CHALLENGE: Restate all of the entries exactly, dropping any pictures they hold.

[Extracted records]
________________

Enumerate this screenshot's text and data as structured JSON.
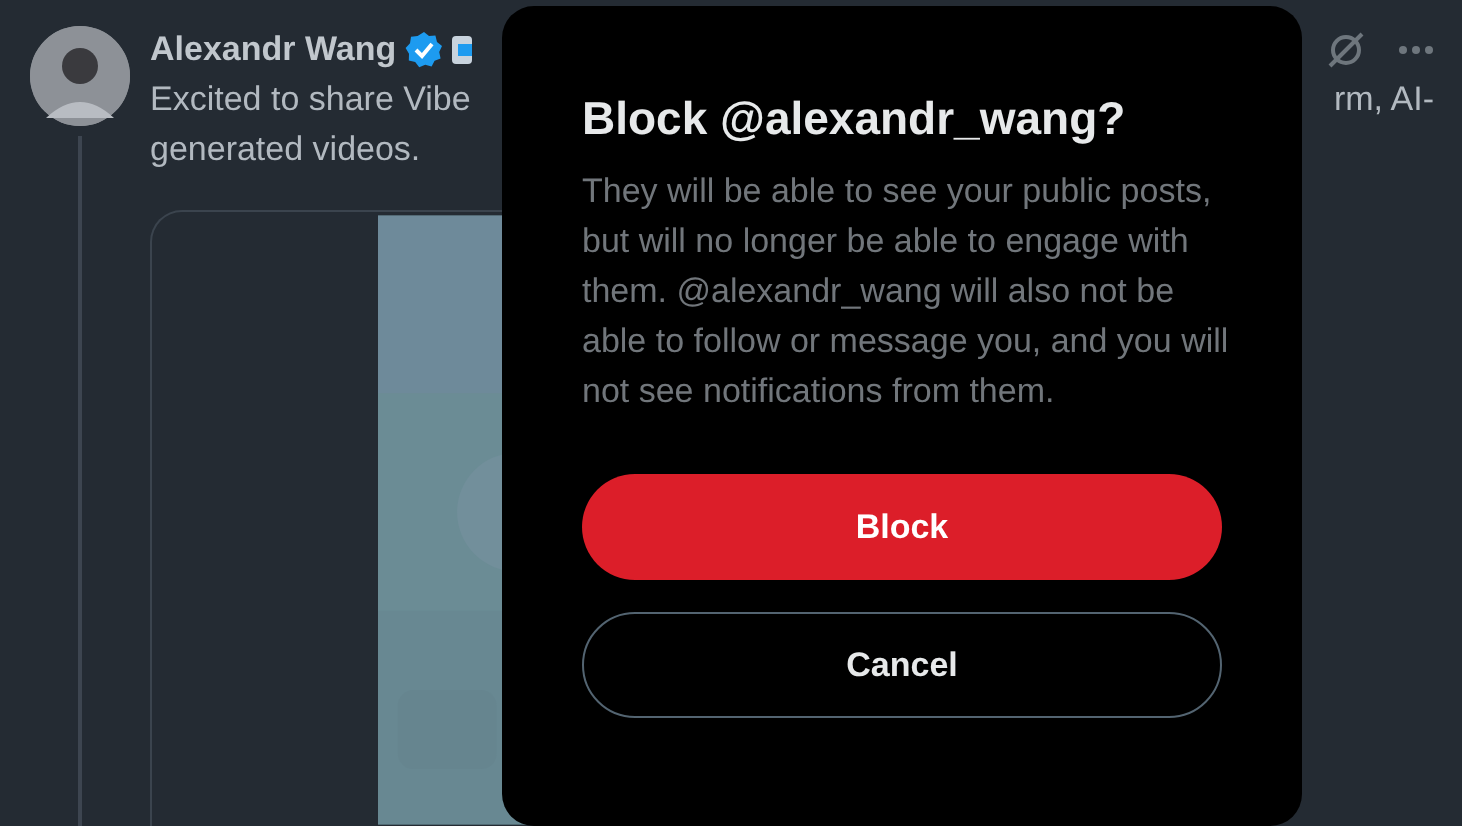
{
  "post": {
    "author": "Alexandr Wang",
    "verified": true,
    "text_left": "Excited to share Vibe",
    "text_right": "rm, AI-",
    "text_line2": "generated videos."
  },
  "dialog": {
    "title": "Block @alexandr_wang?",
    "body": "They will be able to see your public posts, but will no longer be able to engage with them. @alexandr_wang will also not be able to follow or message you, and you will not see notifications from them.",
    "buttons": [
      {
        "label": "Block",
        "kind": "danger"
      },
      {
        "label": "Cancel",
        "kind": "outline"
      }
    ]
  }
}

________________

PROBLEM SOLUTION:
Enumerate this screenshot's text and data as structured JSON.
{
  "post": {
    "author": "Alexandr Wang",
    "verified": true,
    "text_left": "Excited to share Vibe",
    "text_right": "rm, AI-",
    "text_line2": "generated videos."
  },
  "dialog": {
    "title": "Block @alexandr_wang?",
    "body": "They will be able to see your public posts, but will no longer be able to engage with them. @alexandr_wang will also not be able to follow or message you, and you will not see notifications from them.",
    "buttons": [
      {
        "label": "Block",
        "kind": "danger"
      },
      {
        "label": "Cancel",
        "kind": "outline"
      }
    ]
  }
}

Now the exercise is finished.